| Set exercise |
Each line of the data that includes the string "date" is to be copied out.

| Input rows |
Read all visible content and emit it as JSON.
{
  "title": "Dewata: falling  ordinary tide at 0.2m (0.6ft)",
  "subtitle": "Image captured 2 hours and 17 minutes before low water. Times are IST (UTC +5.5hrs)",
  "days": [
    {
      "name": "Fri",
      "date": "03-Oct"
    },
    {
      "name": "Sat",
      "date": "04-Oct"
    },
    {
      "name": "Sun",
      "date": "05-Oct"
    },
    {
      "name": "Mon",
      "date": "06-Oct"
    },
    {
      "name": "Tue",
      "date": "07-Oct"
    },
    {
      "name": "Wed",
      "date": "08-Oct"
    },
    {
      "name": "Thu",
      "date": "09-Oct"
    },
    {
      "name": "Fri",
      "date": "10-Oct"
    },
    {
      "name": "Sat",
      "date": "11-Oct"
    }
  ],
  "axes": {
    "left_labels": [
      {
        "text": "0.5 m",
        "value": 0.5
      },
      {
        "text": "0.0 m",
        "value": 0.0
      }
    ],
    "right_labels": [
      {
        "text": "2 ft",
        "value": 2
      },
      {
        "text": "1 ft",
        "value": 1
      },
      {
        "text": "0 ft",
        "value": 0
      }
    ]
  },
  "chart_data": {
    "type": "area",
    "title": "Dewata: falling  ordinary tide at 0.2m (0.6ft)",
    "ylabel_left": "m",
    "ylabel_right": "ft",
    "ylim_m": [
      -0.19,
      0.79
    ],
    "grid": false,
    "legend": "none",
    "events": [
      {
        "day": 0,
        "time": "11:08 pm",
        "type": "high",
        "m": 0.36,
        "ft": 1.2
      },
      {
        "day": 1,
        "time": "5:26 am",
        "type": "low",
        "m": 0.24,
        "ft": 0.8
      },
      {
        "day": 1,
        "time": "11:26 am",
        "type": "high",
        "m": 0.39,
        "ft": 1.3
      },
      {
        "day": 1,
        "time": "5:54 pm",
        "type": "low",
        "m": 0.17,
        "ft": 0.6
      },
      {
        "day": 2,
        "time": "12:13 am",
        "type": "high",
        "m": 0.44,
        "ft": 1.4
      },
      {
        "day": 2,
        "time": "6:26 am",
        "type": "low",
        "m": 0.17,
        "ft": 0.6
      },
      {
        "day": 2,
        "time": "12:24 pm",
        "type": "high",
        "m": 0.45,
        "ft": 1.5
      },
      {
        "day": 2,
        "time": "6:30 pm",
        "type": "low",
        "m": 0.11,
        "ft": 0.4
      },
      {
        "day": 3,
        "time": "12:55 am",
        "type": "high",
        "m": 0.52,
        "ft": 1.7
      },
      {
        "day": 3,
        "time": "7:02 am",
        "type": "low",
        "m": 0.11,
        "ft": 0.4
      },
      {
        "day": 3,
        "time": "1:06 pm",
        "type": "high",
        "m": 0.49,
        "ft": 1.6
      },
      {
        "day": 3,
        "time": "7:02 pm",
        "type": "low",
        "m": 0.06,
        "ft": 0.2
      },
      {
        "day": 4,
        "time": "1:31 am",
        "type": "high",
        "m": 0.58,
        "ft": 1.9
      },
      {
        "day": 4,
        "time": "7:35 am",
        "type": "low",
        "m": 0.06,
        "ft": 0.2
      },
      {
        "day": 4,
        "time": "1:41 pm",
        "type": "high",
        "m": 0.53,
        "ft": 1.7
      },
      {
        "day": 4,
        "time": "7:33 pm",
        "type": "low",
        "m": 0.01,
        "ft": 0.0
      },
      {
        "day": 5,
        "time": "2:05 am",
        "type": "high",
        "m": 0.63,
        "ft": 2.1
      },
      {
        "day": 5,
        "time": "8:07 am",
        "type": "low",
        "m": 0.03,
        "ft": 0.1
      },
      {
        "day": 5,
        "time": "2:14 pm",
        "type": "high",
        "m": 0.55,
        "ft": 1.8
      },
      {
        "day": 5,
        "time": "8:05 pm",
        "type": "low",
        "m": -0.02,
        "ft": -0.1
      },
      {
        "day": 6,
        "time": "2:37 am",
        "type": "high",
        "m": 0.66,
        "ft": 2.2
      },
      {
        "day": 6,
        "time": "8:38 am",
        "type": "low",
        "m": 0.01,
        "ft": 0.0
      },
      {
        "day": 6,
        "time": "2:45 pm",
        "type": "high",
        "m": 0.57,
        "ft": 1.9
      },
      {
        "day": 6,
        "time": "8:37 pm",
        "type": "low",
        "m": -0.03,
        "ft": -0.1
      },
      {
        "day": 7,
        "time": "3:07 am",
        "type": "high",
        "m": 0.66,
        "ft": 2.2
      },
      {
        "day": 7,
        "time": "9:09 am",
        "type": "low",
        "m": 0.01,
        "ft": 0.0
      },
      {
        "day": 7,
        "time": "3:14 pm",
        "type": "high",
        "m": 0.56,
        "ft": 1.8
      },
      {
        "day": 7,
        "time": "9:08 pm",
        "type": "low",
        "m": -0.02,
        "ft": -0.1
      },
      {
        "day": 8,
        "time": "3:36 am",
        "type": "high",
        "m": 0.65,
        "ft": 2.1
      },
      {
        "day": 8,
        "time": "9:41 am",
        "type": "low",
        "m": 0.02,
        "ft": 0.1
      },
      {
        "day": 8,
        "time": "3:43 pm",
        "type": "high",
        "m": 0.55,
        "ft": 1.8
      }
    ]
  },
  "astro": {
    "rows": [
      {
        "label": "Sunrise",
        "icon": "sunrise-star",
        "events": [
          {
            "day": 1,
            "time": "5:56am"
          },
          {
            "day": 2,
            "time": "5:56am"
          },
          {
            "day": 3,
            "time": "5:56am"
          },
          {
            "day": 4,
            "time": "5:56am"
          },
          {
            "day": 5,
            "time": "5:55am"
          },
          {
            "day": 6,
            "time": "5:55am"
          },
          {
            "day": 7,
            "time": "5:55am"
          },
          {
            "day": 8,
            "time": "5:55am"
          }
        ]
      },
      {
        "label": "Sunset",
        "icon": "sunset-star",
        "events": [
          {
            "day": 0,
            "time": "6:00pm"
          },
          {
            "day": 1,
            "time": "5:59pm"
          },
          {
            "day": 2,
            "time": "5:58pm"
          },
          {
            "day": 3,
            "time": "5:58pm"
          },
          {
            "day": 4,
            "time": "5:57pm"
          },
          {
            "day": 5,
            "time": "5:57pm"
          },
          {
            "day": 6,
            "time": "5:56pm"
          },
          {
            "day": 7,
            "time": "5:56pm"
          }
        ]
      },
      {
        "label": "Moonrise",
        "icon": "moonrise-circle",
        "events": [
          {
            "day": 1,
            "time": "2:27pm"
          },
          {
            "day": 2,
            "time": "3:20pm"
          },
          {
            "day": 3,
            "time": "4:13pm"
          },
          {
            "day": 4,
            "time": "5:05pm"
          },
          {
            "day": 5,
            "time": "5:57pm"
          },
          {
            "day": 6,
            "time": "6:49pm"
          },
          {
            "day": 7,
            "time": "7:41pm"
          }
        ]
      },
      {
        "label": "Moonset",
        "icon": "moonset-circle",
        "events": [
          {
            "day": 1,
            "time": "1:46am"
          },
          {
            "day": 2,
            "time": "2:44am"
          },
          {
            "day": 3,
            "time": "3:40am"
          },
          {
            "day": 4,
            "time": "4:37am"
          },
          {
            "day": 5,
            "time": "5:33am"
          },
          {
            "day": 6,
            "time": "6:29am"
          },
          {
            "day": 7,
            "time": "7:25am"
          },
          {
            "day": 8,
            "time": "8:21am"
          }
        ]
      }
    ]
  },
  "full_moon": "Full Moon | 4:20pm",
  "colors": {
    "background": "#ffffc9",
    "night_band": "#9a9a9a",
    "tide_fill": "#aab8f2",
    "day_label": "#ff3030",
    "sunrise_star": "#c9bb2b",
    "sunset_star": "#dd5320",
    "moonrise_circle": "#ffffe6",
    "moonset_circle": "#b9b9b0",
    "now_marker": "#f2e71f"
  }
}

| Answer below |
      "date": "03-Oct"
      "date": "04-Oct"
      "date": "05-Oct"
      "date": "06-Oct"
      "date": "07-Oct"
      "date": "08-Oct"
      "date": "09-Oct"
      "date": "10-Oct"
      "date": "11-Oct"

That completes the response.